Dataset rows about figures
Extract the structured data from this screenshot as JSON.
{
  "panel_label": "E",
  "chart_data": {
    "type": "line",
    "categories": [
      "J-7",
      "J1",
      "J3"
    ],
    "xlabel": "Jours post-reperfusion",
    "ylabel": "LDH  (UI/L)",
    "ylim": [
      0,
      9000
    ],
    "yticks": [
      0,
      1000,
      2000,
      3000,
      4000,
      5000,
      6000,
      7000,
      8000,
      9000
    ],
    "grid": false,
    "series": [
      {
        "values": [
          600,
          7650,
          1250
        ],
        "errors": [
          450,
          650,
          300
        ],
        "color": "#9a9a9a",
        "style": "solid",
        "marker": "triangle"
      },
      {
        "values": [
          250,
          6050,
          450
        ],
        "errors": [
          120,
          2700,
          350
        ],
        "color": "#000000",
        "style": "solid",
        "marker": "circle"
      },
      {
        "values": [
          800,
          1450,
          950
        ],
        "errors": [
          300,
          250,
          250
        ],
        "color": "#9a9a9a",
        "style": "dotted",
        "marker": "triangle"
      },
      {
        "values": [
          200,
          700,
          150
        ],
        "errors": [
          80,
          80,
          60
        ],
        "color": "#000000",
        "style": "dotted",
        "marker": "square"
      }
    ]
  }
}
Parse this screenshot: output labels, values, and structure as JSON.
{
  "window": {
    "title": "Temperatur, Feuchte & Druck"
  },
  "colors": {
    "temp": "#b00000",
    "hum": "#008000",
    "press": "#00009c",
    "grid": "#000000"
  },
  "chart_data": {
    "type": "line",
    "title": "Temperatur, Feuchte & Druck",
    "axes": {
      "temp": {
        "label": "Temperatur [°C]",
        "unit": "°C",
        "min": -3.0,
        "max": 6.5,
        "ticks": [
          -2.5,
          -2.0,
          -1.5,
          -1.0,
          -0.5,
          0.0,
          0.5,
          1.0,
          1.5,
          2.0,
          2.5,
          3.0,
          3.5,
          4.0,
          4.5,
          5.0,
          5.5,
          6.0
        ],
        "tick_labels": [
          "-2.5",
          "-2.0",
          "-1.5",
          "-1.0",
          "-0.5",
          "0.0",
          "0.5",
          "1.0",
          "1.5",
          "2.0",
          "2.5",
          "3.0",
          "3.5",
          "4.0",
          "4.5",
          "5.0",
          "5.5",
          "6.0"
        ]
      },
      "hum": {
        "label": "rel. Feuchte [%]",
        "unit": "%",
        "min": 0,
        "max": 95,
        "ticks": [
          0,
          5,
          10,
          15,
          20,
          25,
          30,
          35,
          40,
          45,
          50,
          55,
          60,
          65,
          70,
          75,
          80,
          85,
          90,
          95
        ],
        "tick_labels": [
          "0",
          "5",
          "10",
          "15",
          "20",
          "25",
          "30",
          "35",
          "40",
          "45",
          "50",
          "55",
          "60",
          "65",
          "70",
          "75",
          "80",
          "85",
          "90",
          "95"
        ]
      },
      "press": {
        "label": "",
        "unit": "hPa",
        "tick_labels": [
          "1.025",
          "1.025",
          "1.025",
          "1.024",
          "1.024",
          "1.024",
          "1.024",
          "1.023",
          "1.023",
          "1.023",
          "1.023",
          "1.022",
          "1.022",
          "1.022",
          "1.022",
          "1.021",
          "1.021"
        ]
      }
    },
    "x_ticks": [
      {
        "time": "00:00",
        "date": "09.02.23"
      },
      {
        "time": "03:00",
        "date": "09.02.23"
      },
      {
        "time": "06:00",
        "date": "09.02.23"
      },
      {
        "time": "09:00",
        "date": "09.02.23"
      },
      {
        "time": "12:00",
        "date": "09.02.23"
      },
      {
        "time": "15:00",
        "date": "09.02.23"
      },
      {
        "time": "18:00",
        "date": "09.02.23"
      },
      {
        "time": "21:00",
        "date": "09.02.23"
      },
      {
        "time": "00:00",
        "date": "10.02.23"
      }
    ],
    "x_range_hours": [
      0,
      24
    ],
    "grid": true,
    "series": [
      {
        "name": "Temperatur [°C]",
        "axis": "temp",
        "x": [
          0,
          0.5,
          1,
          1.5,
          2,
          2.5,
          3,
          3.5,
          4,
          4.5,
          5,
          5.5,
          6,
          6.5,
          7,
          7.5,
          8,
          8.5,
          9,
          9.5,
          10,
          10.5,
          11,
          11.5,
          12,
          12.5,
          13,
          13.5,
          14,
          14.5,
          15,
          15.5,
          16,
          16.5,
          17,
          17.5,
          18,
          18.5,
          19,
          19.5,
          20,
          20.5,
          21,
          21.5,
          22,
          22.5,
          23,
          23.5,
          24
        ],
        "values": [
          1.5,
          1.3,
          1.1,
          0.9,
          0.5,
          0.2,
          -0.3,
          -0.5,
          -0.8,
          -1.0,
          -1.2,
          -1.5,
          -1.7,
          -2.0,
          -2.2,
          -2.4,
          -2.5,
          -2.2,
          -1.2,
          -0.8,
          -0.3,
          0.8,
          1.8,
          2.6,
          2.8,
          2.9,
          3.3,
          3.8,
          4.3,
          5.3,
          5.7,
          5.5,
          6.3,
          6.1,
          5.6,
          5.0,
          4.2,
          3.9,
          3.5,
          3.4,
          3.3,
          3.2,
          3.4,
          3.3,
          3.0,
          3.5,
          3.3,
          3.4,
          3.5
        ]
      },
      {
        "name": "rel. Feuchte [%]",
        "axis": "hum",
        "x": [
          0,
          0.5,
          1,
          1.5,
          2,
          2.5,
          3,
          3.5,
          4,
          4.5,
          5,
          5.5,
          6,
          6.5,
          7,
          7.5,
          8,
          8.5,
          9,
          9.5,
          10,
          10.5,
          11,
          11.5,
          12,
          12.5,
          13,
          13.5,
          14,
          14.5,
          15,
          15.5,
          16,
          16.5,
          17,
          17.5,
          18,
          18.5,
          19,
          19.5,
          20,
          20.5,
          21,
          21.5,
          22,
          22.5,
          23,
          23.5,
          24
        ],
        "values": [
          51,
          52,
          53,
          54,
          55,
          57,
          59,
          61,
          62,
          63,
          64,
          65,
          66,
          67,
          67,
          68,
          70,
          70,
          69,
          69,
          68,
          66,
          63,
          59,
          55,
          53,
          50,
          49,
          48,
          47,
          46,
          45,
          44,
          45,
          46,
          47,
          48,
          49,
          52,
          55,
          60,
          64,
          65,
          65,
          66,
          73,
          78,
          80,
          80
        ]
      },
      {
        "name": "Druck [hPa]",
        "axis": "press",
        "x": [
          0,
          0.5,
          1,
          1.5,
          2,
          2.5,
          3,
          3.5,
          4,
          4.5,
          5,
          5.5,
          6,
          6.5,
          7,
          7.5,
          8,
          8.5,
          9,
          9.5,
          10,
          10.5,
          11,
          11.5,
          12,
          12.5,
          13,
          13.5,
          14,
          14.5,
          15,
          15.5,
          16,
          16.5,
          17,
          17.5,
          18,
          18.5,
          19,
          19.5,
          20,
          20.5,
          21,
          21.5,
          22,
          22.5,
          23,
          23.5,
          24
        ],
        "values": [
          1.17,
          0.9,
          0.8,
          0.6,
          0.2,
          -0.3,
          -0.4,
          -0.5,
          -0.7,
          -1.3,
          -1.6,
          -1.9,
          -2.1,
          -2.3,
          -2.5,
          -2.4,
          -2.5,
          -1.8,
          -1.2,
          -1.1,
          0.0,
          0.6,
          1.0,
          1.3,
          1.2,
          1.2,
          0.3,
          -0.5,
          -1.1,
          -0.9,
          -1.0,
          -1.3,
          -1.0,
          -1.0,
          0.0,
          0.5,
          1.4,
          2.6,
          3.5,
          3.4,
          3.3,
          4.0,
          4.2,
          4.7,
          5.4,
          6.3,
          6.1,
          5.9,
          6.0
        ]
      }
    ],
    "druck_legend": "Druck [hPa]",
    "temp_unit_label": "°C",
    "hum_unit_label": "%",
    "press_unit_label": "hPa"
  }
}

• _AIM OF THE TASK_
Copy, from the material above, each line in which the string "Feuchte" occurs.

• _ANSWER BELOW_
    "title": "Temperatur, Feuchte & Druck"
    "title": "Temperatur, Feuchte & Druck",
        "label": "rel. Feuchte [%]",
        "name": "rel. Feuchte [%]",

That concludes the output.